◆ Stated goal
Check each line of the records below and collect those holding "Recognition".

※

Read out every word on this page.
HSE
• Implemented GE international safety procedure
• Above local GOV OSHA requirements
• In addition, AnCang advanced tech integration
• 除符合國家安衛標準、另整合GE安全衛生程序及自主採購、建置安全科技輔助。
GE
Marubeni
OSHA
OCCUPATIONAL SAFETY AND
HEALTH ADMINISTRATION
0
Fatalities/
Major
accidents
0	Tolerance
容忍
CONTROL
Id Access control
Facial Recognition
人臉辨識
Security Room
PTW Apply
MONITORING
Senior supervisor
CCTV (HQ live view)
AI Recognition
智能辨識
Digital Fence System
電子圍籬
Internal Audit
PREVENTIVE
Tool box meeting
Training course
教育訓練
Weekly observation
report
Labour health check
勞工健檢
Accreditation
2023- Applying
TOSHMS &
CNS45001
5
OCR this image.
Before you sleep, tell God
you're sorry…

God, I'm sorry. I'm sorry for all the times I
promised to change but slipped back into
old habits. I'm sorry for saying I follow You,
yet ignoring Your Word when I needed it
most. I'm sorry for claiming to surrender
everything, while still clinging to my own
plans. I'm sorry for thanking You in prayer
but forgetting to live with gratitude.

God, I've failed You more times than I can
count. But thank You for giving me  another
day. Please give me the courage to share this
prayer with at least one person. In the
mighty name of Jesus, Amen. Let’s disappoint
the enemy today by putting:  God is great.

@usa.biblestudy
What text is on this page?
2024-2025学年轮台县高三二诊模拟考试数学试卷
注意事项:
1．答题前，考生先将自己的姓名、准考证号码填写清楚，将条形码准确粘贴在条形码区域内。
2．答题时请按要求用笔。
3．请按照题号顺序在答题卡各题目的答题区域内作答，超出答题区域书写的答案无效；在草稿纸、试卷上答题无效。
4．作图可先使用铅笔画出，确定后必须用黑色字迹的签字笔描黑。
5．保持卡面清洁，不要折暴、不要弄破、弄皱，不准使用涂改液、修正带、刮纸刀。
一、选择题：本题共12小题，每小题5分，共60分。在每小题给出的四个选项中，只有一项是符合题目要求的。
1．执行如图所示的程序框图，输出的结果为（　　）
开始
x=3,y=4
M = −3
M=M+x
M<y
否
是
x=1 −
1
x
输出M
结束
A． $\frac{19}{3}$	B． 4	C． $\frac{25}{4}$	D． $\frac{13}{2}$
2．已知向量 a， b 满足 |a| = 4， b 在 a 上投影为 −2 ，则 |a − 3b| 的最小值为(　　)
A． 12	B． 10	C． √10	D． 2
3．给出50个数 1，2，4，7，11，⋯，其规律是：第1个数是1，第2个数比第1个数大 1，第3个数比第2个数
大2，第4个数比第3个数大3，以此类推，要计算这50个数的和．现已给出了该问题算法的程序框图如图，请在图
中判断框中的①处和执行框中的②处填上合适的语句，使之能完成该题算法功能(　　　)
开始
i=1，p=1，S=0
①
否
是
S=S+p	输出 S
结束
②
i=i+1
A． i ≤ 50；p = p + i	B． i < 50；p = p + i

※

◆ Result
Facial Recognition
AI Recognition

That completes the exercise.